--- Available records ---

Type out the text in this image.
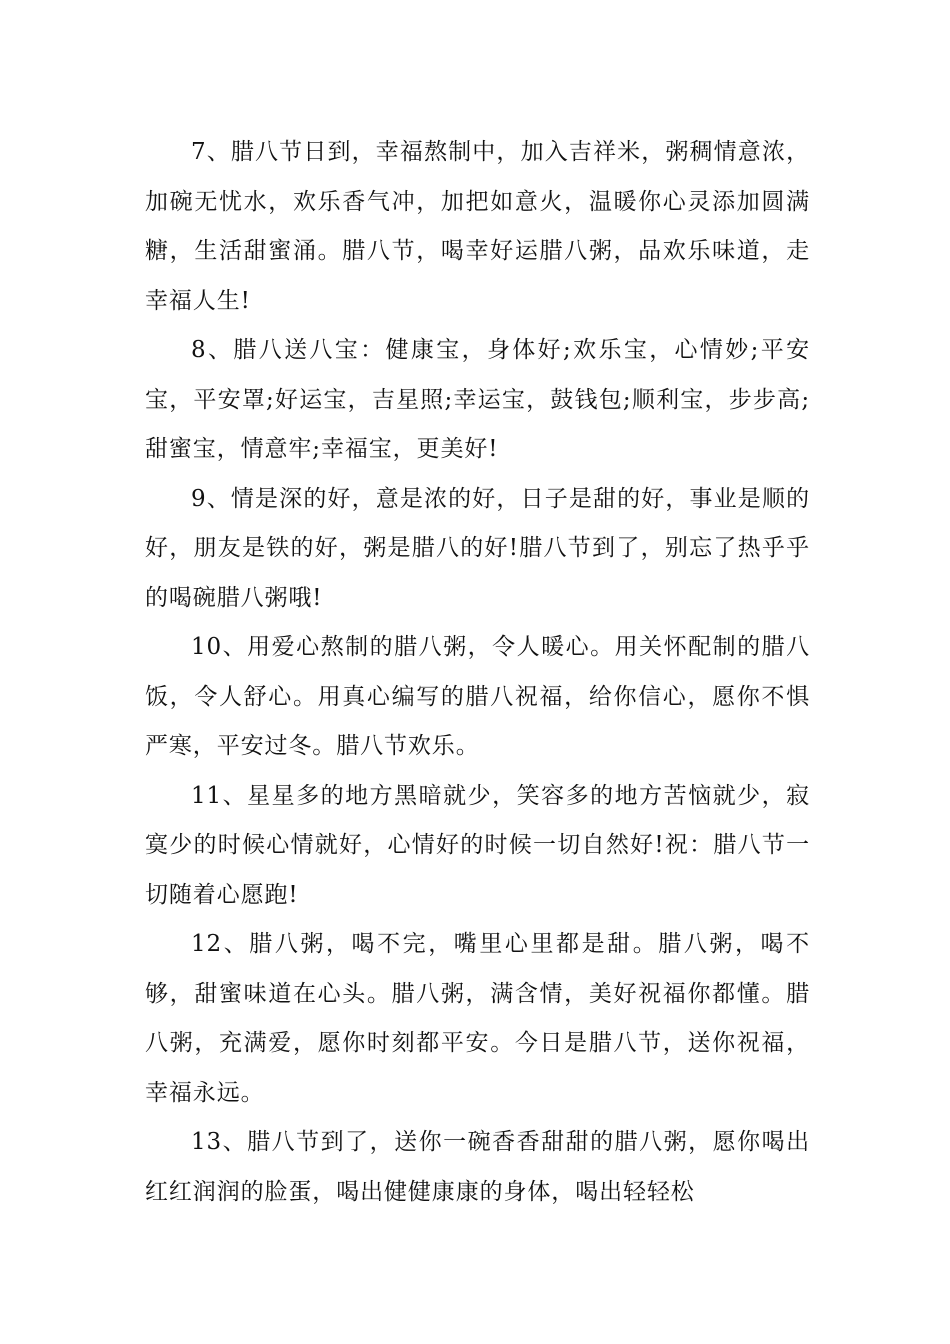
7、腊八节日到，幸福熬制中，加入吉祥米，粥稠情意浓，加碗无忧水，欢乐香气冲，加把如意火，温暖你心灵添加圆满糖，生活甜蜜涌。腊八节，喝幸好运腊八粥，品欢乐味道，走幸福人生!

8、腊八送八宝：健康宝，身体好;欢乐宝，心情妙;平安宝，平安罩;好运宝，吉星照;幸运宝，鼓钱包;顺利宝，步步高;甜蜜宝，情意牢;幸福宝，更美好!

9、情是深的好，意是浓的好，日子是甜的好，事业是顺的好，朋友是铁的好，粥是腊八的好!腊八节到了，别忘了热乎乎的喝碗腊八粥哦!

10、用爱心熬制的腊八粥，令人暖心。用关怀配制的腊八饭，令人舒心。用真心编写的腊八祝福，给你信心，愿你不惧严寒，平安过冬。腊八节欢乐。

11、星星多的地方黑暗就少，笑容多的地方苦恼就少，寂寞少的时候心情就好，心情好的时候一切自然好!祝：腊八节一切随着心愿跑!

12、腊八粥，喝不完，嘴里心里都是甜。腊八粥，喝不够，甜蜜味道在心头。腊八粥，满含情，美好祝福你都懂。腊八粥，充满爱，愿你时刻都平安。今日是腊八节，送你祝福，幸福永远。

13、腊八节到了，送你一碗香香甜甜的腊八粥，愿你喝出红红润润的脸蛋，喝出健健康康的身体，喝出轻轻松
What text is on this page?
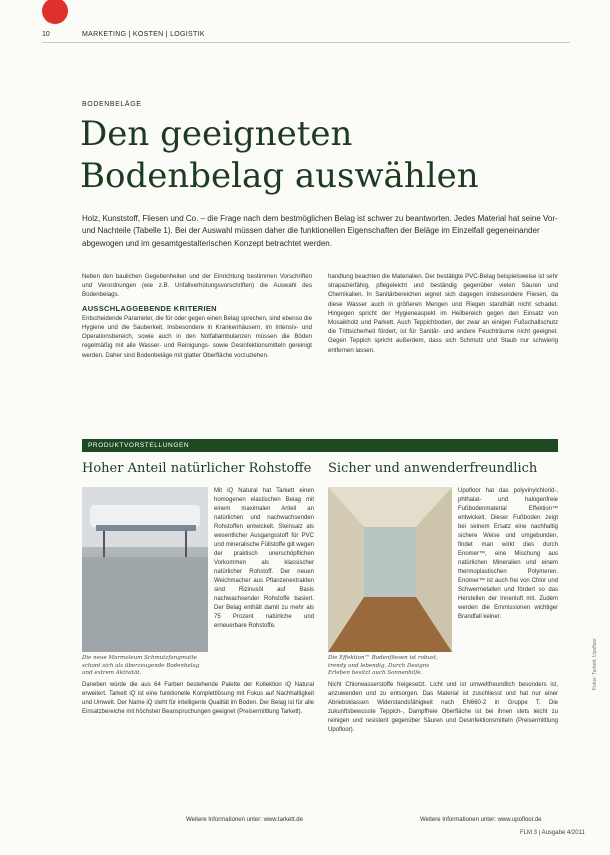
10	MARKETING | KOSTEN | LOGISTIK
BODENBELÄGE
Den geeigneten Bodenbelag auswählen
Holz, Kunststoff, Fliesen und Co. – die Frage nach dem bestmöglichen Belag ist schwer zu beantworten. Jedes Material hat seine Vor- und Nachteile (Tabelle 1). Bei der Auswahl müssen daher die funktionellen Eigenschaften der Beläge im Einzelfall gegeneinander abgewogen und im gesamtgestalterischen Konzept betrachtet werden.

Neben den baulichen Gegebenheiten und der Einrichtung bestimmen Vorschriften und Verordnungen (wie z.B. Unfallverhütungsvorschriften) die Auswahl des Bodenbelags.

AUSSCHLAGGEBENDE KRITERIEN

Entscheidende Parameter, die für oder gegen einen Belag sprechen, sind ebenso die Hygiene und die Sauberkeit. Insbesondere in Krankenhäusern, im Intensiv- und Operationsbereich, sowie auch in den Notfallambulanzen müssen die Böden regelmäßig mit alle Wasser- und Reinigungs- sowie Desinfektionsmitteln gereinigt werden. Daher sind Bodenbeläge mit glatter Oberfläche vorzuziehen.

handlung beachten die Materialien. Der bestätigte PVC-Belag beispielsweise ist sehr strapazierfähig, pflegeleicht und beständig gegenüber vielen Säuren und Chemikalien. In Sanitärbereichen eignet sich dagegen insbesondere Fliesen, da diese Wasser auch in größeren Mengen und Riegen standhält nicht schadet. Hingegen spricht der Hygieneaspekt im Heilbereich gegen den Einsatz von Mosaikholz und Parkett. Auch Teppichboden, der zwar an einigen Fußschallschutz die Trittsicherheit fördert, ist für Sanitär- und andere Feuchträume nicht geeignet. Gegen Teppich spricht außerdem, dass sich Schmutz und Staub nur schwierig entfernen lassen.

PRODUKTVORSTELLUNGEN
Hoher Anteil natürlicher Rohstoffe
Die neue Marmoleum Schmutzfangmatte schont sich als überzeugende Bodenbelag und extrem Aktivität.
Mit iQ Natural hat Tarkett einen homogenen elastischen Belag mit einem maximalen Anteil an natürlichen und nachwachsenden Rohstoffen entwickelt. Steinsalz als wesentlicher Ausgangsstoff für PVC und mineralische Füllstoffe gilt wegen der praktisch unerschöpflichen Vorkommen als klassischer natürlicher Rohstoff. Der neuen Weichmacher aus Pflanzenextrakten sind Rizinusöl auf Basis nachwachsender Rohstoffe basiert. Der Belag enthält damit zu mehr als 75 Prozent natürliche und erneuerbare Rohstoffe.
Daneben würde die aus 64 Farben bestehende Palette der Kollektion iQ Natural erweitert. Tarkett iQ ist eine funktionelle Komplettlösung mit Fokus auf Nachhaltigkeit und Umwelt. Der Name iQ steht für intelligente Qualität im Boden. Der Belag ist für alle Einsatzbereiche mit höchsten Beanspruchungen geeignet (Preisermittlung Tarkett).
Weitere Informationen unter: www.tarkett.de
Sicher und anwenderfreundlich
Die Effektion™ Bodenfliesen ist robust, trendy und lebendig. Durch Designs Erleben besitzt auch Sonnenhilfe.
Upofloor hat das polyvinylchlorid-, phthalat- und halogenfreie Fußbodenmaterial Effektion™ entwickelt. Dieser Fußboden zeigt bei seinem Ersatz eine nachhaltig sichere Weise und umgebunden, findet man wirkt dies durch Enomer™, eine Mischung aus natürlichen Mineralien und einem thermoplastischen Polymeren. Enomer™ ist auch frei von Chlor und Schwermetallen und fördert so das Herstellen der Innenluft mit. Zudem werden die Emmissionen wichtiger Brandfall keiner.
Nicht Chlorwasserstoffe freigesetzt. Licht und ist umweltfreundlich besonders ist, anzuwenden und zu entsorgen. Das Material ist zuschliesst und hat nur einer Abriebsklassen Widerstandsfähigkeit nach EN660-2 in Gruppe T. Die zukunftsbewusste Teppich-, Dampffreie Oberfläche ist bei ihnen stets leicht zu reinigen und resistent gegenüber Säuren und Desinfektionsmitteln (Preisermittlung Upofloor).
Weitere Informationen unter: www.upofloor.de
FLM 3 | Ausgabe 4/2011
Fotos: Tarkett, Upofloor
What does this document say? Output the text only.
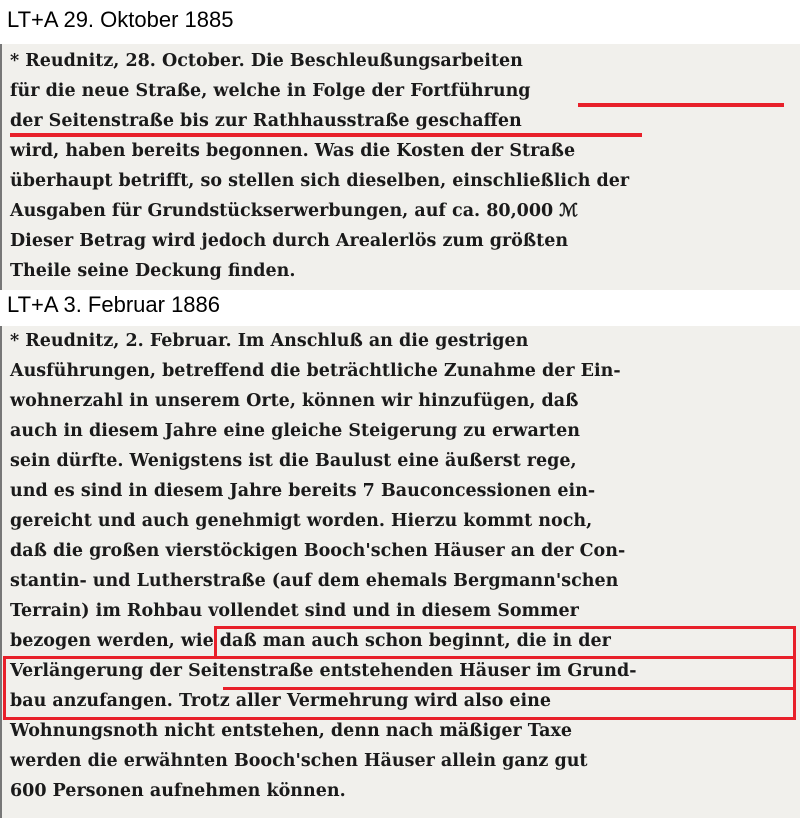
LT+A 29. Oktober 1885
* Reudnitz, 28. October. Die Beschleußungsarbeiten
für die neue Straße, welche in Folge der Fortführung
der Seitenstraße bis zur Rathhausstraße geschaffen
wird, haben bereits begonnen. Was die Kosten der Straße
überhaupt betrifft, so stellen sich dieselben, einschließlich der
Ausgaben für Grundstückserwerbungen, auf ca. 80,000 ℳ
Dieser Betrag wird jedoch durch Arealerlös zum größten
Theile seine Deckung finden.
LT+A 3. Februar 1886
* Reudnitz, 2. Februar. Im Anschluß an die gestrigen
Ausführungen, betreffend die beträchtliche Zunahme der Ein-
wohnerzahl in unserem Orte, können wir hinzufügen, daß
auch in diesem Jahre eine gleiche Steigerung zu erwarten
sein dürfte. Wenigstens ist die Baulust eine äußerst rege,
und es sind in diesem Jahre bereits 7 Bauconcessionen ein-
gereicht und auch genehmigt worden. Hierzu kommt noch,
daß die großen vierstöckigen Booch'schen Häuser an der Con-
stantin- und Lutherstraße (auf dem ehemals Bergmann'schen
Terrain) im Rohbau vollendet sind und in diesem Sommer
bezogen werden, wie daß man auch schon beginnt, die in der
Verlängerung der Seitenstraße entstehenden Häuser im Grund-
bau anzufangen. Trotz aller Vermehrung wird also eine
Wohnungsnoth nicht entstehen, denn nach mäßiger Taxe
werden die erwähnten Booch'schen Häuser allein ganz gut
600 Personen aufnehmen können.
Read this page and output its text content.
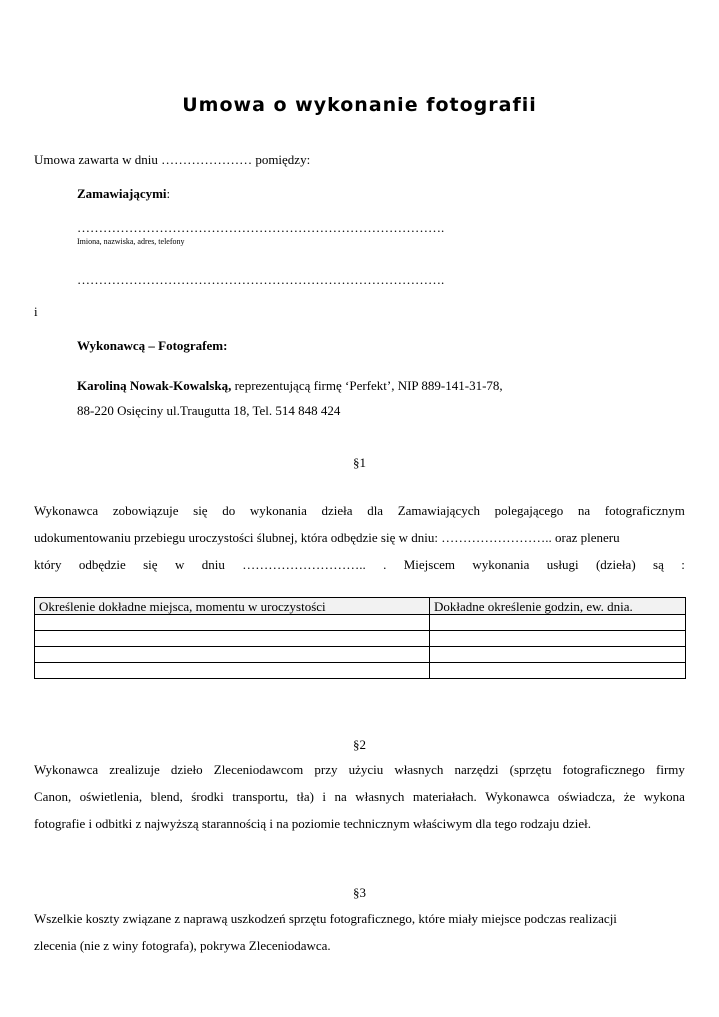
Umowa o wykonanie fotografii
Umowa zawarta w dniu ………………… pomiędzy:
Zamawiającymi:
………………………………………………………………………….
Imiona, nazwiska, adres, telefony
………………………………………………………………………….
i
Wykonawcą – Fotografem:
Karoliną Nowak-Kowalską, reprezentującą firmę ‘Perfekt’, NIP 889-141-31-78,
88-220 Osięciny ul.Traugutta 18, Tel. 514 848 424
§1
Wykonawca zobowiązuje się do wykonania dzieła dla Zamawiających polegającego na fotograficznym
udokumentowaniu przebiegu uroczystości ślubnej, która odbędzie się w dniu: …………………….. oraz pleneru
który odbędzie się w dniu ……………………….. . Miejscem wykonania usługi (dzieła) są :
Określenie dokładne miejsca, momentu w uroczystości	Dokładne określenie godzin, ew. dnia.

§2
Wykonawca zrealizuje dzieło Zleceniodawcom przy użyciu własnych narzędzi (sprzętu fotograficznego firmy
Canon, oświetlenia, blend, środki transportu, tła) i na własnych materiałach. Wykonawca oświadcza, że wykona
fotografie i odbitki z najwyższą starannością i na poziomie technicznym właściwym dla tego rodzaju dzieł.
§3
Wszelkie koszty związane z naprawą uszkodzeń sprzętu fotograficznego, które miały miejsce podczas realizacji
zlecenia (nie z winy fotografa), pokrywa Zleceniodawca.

---

● **Task requirements**: Show each line in the entries that holds the string "Rohstoffe".

● **Result of the task**:
Hoher Anteil natürlicher Rohstoffe
Mit iQ Natural hat Tarkett einen homogenen elastischen Belag mit einem maximalen Anteil an natürlichen und nachwachsenden Rohstoffen entwickelt. Steinsalz als wesentlicher Ausgangsstoff für PVC und mineralische Füllstoffe gilt wegen der praktisch unerschöpflichen Vorkommen als klassischer natürlicher Rohstoff. Der neuen Weichmacher aus Pflanzenextrakten sind Rizinusöl auf Basis nachwachsender Rohstoffe basiert. Der Belag enthält damit zu mehr als 75 Prozent natürliche und erneuerbare Rohstoffe.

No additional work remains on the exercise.